State how many lines in the records below include the string "地震による揺れやすさ", giving only the number.

Spatial layout entries
>> start

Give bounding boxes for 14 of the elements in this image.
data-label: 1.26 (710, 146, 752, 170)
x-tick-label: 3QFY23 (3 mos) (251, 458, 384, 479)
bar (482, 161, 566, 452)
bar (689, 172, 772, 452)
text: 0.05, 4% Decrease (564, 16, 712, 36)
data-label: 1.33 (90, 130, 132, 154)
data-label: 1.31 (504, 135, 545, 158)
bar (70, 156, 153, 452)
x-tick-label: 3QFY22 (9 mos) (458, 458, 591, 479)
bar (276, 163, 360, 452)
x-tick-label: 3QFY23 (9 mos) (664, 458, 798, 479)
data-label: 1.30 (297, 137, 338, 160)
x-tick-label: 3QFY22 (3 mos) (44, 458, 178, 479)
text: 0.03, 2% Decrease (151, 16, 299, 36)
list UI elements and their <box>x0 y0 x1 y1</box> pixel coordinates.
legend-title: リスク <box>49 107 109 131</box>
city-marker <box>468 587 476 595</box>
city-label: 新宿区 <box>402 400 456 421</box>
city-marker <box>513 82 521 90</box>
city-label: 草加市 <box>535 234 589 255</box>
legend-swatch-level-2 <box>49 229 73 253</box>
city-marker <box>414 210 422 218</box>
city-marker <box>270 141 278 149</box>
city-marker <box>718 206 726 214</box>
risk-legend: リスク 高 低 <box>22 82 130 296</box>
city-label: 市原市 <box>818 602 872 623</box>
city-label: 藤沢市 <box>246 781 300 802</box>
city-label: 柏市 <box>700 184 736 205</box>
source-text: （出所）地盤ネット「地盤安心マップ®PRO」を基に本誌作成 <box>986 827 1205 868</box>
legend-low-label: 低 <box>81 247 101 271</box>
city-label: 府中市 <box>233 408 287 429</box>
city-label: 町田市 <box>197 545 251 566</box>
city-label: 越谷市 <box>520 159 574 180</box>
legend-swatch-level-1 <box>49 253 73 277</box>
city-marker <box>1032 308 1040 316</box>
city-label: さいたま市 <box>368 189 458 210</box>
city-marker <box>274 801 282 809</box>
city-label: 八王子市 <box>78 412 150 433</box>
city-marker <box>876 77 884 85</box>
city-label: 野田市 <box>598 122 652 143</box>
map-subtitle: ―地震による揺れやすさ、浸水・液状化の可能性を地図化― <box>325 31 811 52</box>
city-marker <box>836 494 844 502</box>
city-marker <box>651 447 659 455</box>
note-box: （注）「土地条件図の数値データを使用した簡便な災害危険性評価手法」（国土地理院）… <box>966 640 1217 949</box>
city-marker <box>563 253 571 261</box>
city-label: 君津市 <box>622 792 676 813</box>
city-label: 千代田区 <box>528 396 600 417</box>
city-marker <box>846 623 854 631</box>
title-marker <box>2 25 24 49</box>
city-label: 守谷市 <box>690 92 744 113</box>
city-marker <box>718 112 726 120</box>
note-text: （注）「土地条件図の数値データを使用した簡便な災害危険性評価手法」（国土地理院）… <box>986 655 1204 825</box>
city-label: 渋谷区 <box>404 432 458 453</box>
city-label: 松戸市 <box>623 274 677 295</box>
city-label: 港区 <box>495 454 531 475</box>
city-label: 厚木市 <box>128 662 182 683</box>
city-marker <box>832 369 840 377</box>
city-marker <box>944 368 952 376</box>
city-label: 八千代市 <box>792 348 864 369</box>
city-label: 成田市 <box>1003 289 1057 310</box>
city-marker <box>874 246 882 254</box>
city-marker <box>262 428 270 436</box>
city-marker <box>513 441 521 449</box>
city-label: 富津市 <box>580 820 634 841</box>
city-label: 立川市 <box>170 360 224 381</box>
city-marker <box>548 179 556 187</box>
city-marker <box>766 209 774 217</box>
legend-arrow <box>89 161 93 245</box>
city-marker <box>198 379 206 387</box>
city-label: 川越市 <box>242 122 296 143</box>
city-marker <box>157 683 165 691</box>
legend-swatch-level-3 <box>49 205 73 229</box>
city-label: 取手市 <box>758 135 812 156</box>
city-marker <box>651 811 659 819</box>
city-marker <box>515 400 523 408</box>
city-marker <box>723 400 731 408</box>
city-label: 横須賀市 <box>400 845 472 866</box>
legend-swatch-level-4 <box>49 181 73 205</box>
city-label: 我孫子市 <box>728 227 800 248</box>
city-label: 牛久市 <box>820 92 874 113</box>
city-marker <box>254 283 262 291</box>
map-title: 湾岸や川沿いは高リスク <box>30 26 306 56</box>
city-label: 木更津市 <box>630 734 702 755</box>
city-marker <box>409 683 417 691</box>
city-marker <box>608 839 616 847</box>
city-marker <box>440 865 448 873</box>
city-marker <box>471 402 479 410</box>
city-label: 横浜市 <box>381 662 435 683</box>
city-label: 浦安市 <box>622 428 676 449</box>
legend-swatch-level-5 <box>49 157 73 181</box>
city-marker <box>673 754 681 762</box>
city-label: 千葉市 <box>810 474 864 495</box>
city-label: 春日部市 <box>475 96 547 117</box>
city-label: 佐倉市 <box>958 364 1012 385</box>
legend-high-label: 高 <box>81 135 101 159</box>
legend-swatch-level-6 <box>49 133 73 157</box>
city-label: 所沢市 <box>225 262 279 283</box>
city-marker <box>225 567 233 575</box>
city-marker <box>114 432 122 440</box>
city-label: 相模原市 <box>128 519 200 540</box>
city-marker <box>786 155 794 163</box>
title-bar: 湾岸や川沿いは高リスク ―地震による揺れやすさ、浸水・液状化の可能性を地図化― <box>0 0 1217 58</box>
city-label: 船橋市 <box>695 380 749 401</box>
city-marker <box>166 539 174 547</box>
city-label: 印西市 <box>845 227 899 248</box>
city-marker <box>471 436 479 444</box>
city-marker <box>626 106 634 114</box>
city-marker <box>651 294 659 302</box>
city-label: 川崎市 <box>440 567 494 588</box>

>> end

Full response: 2